**EXERCISE TASK:** Repeat the lines below exactly as they appear, but leave out the images.

**RECORDED DATA:**

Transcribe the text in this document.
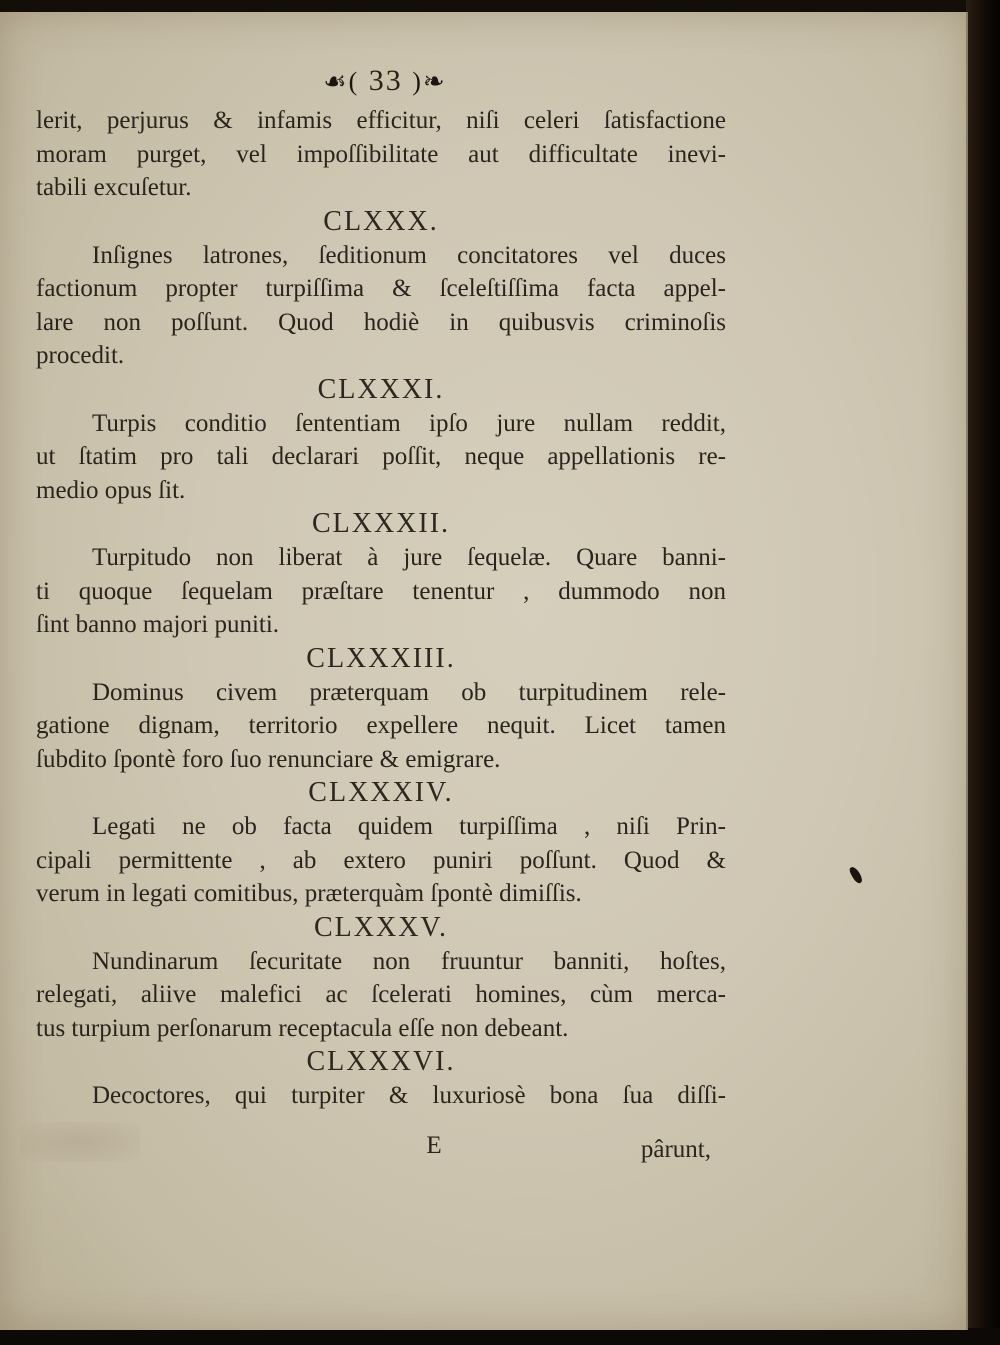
☙( 33 )❧
lerit, perjurus & infamis efficitur, niſi celeri ſatisfactione
moram purget, vel impoſſibilitate aut difficultate inevi-
tabili excuſetur.
CLXXX.
Inſignes latrones, ſeditionum concitatores vel duces
factionum propter turpiſſima & ſceleſtiſſima facta appel-
lare non poſſunt. Quod hodiè in quibusvis criminoſis
procedit.
CLXXXI.
Turpis conditio ſententiam ipſo jure nullam reddit,
ut ſtatim pro tali declarari poſſit, neque appellationis re-
medio opus ſit.
CLXXXII.
Turpitudo non liberat à jure ſequelæ. Quare banni-
ti quoque ſequelam præſtare tenentur , dummodo non
ſint banno majori puniti.
CLXXXIII.
Dominus civem præterquam ob turpitudinem rele-
gatione dignam, territorio expellere nequit. Licet tamen
ſubdito ſpontè foro ſuo renunciare & emigrare.
CLXXXIV.
Legati ne ob facta quidem turpiſſima , niſi Prin-
cipali permittente , ab extero puniri poſſunt. Quod &
verum in legati comitibus, præterquàm ſpontè dimiſſis.
CLXXXV.
Nundinarum ſecuritate non fruuntur banniti, hoſtes,
relegati, aliive malefici ac ſcelerati homines, cùm merca-
tus turpium perſonarum receptacula eſſe non debeant.
CLXXXVI.
Decoctores, qui turpiter & luxuriosè bona ſua diſſi-
E	pârunt,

**EXERCISE ANSWER:**
Transcribe the text in this document.
☙( 33 )❧
lerit, perjurus & infamis efficitur, niſi celeri ſatisfactione
moram purget, vel impoſſibilitate aut difficultate inevi-
tabili excuſetur.
CLXXX.
Inſignes latrones, ſeditionum concitatores vel duces
factionum propter turpiſſima & ſceleſtiſſima facta appel-
lare non poſſunt. Quod hodiè in quibusvis criminoſis
procedit.
CLXXXI.
Turpis conditio ſententiam ipſo jure nullam reddit,
ut ſtatim pro tali declarari poſſit, neque appellationis re-
medio opus ſit.
CLXXXII.
Turpitudo non liberat à jure ſequelæ. Quare banni-
ti quoque ſequelam præſtare tenentur , dummodo non
ſint banno majori puniti.
CLXXXIII.
Dominus civem præterquam ob turpitudinem rele-
gatione dignam, territorio expellere nequit. Licet tamen
ſubdito ſpontè foro ſuo renunciare & emigrare.
CLXXXIV.
Legati ne ob facta quidem turpiſſima , niſi Prin-
cipali permittente , ab extero puniri poſſunt. Quod &
verum in legati comitibus, præterquàm ſpontè dimiſſis.
CLXXXV.
Nundinarum ſecuritate non fruuntur banniti, hoſtes,
relegati, aliive malefici ac ſcelerati homines, cùm merca-
tus turpium perſonarum receptacula eſſe non debeant.
CLXXXVI.
Decoctores, qui turpiter & luxuriosè bona ſua diſſi-
E	pârunt,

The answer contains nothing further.